Task requirements:
Select all lines in the records that include "организма".

— BEGIN Exercise inputs —

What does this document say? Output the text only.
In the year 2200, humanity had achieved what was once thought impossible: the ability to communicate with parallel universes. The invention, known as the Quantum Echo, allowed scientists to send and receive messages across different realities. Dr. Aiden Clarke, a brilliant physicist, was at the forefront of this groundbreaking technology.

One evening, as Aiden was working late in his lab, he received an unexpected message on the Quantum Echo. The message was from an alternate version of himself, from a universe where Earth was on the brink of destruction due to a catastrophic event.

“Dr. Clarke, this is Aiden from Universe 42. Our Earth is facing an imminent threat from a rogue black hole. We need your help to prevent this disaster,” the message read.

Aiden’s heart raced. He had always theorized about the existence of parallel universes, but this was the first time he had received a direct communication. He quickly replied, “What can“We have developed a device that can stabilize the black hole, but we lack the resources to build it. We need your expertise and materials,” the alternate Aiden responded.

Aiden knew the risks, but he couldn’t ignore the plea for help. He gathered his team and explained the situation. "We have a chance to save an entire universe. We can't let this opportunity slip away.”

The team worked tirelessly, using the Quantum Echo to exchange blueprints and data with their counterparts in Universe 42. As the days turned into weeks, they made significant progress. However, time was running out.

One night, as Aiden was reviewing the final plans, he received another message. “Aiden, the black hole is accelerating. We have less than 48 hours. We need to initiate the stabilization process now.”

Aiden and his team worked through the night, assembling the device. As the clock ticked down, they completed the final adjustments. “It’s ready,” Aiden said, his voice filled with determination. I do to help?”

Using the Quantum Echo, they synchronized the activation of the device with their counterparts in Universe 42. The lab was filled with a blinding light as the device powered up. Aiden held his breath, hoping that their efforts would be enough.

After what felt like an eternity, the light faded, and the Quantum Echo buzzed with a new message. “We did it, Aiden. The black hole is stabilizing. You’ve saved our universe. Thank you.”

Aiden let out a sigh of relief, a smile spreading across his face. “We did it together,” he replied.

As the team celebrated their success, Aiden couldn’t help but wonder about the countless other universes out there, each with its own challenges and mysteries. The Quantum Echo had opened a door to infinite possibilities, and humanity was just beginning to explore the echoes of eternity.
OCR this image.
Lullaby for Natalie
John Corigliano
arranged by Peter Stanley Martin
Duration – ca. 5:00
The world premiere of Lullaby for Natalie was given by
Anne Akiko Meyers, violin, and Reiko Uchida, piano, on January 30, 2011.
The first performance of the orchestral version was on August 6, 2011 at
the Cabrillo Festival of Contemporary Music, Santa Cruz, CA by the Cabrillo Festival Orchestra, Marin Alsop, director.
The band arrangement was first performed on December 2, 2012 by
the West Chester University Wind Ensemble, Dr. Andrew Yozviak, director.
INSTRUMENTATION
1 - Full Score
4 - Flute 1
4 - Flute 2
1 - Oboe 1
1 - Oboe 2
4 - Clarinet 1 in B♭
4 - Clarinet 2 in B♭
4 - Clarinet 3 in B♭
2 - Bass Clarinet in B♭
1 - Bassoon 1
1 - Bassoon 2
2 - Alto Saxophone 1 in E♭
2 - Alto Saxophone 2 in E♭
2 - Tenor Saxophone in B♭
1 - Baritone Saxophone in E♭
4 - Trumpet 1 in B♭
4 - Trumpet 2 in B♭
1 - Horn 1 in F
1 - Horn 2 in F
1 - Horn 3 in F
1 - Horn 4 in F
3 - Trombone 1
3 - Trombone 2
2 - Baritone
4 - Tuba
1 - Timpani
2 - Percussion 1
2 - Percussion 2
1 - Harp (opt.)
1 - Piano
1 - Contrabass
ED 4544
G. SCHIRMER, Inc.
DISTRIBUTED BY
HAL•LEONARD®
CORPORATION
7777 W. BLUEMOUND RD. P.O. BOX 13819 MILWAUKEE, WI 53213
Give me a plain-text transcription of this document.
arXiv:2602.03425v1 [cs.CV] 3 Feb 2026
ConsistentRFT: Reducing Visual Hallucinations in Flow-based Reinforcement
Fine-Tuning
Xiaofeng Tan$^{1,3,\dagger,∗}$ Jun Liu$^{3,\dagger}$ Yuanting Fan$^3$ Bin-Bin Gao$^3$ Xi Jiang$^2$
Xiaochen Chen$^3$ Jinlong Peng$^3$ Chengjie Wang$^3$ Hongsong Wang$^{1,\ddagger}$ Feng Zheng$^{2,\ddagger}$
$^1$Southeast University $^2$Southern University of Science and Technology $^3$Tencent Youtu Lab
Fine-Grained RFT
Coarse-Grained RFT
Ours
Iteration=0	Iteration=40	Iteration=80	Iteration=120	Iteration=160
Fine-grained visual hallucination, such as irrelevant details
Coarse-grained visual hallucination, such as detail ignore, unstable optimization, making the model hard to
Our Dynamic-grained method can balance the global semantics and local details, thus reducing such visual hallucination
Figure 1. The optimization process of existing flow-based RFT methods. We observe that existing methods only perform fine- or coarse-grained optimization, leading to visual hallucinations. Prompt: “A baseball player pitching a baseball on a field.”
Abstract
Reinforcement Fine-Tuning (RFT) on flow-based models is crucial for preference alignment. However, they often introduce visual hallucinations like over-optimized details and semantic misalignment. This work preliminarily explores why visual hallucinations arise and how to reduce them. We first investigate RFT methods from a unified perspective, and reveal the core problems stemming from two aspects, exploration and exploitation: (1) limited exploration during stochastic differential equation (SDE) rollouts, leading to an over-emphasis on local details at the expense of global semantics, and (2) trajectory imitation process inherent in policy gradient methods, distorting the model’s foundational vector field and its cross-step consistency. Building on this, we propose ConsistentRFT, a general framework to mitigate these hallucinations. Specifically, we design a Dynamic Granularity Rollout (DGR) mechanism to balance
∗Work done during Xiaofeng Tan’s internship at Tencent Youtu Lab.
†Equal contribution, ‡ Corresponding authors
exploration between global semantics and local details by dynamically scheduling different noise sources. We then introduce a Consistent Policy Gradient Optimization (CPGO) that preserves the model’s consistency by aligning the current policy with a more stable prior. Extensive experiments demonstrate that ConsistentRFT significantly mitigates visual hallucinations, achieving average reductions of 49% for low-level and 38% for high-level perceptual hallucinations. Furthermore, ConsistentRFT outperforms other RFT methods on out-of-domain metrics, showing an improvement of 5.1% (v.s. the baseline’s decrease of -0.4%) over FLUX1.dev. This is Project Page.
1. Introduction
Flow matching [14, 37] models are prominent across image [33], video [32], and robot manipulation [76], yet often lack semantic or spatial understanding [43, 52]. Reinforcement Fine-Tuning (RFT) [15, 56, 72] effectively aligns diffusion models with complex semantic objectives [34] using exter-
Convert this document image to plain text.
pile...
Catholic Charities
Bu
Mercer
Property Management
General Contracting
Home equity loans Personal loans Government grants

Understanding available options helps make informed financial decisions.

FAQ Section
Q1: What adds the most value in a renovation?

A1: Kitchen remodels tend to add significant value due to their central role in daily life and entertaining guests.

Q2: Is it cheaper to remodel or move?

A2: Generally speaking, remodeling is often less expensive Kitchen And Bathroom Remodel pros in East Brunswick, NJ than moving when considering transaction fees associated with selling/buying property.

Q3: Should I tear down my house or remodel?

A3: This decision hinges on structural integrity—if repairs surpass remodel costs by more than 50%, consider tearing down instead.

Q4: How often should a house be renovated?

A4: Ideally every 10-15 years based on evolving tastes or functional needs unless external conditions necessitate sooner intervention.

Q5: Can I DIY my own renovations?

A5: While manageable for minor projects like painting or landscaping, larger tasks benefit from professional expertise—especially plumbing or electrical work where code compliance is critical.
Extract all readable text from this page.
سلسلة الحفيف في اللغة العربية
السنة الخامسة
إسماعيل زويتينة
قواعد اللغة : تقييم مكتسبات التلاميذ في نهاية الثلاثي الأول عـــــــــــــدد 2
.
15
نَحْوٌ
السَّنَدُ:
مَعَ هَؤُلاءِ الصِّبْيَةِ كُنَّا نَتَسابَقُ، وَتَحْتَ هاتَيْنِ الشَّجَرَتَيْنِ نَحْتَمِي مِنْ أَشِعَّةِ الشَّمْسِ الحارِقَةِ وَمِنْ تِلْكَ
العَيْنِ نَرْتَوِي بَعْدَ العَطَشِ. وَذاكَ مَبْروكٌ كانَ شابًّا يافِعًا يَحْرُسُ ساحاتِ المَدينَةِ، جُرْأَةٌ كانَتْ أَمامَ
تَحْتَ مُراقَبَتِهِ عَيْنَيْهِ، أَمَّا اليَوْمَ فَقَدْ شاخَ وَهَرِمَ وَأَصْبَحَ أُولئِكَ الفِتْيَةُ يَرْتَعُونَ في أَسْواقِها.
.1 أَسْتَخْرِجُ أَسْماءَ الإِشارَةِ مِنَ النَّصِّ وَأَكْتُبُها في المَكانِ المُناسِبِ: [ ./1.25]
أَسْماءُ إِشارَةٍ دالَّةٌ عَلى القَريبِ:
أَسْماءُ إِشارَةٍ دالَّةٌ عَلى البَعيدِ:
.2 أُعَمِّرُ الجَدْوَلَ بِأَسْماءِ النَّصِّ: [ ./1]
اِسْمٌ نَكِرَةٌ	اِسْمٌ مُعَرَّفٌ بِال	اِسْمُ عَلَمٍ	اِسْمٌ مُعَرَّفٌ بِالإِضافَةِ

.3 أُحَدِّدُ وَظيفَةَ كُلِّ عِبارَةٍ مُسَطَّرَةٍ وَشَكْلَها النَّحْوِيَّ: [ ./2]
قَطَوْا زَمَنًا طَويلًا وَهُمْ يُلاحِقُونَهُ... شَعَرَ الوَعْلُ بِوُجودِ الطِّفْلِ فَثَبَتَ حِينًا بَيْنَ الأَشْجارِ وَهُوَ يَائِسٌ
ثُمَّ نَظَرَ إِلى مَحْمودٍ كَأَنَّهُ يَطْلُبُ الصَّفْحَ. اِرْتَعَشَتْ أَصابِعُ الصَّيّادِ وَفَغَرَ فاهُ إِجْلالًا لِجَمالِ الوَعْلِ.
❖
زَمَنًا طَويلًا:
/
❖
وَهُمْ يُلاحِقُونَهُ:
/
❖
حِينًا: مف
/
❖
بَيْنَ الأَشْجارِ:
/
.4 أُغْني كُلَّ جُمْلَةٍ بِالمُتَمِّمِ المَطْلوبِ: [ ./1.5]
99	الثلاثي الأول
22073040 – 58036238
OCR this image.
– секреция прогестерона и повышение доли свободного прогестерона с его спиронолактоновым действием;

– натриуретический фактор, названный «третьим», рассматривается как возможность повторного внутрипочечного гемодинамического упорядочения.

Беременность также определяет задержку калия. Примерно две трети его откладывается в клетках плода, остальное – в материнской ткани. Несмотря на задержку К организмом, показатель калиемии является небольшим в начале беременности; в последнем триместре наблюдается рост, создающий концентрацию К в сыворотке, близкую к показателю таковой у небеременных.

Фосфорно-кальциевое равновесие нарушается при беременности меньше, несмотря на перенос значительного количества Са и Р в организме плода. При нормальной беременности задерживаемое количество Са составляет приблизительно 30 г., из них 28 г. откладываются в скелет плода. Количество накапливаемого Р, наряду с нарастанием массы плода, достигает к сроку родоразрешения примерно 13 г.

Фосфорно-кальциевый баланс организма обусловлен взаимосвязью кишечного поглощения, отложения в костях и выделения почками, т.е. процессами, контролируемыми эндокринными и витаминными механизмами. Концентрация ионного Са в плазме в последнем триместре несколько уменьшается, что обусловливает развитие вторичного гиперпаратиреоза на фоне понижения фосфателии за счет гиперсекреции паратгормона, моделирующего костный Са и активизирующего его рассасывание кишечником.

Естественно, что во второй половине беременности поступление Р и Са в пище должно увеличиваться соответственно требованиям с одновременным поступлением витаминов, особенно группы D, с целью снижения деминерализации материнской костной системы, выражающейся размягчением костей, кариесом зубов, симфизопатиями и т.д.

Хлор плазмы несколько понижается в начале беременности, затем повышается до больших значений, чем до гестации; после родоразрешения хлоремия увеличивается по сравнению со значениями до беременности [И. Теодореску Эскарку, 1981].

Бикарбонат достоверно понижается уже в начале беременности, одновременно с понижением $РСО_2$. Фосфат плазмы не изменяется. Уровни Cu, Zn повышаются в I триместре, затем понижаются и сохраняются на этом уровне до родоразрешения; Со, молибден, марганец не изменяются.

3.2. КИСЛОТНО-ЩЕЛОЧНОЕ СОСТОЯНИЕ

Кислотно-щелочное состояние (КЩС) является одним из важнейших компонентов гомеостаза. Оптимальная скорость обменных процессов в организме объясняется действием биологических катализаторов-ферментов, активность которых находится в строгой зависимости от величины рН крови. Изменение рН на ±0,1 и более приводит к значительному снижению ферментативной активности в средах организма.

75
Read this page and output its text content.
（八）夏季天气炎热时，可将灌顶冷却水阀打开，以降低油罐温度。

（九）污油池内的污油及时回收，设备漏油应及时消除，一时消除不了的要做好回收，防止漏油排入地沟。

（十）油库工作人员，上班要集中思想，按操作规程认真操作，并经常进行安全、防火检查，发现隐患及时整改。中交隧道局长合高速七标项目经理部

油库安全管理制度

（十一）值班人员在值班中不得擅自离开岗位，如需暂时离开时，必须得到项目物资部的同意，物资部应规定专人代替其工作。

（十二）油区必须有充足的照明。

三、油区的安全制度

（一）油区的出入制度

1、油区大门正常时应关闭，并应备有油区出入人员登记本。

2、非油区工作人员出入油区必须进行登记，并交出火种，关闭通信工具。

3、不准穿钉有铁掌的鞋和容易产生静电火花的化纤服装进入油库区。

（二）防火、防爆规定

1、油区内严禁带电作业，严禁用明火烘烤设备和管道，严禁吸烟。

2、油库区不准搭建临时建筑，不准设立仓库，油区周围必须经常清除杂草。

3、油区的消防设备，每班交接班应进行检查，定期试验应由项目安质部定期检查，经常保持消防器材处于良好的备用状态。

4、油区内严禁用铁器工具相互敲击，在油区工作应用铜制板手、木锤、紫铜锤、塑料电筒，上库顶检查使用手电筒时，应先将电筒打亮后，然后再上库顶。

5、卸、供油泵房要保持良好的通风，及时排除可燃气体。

— END Exercise inputs —

Task output:
Фосфорно-кальциевый баланс организма обусловлен взаимосвязью кишечного поглощения, отложения в костях и выделения почками, т.е. процессами, контролируемыми эндокринными и витаминными механизмами. Концентрация ионного Са в плазме в последнем триместре несколько уменьшается, что обусловливает развитие вторичного гиперпаратиреоза на фоне понижения фосфателии за счет гиперсекреции паратгормона, моделирующего костный Са и активизирующего его рассасывание кишечником.
Кислотно-щелочное состояние (КЩС) является одним из важнейших компонентов гомеостаза. Оптимальная скорость обменных процессов в организме объясняется действием биологических катализаторов-ферментов, активность которых находится в строгой зависимости от величины рН крови. Изменение рН на ±0,1 и более приводит к значительному снижению ферментативной активности в средах организма.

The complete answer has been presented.